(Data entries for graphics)
BEGIN

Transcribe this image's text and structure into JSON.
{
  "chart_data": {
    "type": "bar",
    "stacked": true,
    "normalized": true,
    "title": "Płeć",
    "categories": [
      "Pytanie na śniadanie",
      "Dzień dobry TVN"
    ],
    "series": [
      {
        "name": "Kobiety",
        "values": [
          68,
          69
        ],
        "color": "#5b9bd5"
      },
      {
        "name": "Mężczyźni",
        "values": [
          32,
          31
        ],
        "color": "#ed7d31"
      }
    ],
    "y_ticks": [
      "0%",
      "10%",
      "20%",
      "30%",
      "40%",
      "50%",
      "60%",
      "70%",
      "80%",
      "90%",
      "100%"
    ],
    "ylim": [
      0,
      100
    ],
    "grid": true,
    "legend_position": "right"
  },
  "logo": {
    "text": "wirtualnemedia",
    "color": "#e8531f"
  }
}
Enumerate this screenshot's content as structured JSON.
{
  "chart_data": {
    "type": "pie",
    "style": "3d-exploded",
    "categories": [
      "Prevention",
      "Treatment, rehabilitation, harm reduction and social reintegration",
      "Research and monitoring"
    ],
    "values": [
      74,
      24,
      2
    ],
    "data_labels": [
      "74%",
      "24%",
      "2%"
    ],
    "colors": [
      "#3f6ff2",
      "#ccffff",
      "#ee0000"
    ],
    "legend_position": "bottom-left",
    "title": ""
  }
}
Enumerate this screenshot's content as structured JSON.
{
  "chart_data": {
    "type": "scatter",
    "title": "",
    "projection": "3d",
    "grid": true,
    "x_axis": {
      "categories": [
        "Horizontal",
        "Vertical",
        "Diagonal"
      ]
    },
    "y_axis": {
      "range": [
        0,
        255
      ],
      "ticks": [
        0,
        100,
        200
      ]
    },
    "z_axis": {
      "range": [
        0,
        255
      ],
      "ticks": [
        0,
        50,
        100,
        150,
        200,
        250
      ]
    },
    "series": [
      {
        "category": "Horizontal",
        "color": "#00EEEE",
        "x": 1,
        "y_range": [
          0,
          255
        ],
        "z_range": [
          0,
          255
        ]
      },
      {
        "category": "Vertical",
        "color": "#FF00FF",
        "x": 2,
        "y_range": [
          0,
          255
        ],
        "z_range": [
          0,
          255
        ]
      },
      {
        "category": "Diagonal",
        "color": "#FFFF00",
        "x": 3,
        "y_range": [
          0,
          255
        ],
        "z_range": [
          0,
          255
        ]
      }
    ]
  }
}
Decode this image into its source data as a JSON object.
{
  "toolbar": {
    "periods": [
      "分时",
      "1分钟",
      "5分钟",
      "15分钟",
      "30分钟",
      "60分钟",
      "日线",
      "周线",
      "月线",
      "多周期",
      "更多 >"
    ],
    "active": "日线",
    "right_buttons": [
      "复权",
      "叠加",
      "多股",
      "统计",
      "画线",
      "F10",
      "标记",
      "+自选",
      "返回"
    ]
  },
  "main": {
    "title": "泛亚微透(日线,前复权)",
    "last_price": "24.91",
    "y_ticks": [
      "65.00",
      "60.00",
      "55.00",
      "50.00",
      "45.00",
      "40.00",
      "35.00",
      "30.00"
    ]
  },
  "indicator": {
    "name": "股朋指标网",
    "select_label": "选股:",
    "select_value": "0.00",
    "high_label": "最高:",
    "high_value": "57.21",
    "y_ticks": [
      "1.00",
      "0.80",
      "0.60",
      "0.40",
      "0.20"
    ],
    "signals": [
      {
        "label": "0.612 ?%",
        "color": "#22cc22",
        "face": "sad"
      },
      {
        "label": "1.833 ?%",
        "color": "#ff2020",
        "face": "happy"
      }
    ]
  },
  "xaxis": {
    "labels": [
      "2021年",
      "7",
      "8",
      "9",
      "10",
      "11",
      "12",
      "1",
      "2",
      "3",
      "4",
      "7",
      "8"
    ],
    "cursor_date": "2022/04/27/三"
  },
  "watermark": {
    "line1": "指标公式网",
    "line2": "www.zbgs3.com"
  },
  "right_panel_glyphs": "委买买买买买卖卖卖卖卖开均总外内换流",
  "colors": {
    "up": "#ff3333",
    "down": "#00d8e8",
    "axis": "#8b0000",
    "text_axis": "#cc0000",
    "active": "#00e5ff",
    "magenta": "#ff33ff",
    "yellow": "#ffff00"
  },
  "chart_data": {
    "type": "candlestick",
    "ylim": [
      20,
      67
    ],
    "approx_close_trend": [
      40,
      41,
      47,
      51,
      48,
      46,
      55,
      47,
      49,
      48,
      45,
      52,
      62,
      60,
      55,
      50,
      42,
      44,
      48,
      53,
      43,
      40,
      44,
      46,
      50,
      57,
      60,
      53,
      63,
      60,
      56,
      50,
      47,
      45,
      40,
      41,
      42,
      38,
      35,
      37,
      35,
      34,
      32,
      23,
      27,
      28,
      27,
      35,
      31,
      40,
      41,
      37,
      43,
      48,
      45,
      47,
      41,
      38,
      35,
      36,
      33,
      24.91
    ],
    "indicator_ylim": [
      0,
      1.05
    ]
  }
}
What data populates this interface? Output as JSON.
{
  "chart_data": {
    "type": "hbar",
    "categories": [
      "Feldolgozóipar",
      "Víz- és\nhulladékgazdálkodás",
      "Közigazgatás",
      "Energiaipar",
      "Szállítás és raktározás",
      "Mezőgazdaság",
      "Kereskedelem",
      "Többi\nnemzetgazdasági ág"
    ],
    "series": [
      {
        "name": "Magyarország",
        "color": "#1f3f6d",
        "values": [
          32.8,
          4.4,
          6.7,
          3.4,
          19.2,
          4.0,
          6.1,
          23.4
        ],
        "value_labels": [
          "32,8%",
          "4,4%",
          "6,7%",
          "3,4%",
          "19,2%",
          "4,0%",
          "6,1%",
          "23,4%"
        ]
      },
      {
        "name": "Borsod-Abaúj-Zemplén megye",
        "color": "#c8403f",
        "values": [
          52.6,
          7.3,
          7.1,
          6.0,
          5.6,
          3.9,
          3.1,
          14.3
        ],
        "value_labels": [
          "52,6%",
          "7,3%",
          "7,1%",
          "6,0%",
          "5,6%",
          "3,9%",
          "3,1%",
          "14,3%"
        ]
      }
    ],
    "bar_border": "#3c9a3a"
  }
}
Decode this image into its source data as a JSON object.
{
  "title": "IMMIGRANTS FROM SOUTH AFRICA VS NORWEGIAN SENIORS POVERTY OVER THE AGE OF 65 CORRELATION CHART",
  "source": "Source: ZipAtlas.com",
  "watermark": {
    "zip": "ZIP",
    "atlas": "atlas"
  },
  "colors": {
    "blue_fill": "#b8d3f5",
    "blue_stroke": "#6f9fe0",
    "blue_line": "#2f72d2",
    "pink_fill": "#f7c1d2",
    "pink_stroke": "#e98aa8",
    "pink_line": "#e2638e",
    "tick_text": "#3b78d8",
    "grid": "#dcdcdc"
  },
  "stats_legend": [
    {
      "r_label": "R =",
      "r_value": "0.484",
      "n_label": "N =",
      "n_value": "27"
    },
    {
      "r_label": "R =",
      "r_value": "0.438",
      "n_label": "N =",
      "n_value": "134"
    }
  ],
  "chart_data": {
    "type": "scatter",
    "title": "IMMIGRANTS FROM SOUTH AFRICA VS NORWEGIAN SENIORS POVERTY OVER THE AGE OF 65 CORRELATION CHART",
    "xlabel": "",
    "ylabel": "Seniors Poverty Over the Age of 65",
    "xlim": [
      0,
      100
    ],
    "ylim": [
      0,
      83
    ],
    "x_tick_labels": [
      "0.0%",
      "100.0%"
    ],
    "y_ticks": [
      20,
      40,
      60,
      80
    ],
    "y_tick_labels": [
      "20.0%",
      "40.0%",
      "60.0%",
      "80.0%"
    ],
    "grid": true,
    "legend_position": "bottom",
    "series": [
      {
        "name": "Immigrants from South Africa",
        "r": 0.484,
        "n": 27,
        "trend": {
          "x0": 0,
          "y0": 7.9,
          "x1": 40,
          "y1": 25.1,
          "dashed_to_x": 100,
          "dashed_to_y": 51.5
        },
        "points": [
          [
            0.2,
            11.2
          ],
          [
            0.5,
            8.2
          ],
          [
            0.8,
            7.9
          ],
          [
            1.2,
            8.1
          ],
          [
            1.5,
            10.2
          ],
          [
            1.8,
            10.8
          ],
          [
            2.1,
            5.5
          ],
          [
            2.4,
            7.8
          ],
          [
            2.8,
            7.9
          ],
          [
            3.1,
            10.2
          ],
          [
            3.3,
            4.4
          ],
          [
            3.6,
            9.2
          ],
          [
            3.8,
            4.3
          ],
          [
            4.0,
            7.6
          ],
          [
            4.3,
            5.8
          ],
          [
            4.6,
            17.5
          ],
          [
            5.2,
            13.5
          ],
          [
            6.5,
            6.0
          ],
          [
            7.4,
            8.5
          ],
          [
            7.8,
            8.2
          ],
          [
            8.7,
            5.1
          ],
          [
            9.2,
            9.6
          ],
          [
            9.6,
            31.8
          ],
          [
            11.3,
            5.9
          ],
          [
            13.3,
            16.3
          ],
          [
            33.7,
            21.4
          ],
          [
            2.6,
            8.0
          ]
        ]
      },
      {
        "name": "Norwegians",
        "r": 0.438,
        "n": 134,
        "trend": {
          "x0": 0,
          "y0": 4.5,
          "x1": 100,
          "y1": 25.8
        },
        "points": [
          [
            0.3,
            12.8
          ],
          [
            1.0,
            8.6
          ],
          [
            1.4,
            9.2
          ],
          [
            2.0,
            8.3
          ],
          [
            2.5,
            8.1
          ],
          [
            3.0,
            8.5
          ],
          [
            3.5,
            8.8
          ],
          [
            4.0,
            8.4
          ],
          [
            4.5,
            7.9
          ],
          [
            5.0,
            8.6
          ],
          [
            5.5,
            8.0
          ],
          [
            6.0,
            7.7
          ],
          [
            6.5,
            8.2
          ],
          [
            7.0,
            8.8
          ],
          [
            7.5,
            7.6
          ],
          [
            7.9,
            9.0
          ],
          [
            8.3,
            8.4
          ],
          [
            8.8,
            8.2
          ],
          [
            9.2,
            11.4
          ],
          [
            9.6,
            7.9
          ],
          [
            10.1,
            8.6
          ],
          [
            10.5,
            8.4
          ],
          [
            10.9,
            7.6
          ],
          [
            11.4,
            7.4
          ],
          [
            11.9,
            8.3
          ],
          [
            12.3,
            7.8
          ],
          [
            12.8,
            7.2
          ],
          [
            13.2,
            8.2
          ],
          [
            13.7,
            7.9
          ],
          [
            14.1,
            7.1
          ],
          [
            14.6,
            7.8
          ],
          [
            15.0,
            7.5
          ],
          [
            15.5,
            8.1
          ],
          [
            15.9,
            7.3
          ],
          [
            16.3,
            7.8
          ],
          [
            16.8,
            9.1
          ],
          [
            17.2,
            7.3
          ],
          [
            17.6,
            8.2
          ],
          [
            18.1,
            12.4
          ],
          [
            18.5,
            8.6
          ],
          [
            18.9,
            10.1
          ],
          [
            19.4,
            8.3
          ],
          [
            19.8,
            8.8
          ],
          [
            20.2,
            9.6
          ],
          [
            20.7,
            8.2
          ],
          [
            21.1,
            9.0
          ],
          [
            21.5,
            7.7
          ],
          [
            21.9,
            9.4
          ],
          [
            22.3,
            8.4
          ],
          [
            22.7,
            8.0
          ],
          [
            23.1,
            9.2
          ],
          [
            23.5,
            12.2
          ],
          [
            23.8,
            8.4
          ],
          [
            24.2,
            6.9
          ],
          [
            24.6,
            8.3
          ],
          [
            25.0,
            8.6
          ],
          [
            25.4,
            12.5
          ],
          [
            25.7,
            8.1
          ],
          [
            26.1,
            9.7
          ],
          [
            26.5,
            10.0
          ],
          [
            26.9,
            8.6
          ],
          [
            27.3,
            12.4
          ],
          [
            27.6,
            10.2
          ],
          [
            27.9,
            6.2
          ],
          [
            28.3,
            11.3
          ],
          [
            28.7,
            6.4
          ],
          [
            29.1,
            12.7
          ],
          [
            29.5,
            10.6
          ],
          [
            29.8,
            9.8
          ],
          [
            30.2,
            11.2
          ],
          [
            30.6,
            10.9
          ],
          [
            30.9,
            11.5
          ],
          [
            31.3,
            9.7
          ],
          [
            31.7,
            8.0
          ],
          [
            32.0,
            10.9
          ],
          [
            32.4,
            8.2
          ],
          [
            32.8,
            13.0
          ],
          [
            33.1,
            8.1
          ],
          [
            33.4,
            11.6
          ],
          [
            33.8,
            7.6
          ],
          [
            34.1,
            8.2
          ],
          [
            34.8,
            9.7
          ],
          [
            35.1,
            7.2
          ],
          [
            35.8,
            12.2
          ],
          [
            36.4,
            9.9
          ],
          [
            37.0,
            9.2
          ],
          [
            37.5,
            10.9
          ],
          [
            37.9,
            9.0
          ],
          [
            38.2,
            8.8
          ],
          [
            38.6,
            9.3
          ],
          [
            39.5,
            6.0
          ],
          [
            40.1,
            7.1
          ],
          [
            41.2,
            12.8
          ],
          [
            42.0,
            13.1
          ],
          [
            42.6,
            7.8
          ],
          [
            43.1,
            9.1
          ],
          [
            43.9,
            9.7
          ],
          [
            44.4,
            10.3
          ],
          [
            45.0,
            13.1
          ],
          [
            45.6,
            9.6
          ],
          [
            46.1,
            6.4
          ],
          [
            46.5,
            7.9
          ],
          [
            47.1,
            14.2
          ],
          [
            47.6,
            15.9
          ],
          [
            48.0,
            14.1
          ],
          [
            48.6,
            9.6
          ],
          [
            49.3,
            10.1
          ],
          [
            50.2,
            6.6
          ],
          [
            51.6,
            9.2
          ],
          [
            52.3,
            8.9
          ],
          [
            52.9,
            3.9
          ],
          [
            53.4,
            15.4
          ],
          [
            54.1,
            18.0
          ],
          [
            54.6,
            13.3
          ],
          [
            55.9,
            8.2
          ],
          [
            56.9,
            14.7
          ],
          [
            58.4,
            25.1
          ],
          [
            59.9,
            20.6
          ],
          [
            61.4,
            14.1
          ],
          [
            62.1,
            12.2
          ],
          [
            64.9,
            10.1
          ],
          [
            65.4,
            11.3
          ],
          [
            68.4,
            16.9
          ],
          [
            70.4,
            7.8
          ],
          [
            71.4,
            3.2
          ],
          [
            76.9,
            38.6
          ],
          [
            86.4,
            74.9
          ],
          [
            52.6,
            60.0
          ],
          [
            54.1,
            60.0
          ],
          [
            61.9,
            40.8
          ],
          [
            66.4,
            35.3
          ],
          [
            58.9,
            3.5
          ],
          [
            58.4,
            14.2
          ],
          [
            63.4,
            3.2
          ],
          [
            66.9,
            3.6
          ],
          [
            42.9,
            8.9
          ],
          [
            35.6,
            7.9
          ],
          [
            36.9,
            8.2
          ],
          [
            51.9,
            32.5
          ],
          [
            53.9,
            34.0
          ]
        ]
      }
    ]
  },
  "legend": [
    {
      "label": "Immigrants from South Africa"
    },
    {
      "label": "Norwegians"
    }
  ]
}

END

• **What you are asked to do**: Locate all lines in the listing above with the word "type" and copy them.

• **Response for this exercise**:
    "type": "bar",
    "type": "pie",
    "type": "scatter",
    "type": "candlestick",
    "type": "hbar",
    "type": "scatter",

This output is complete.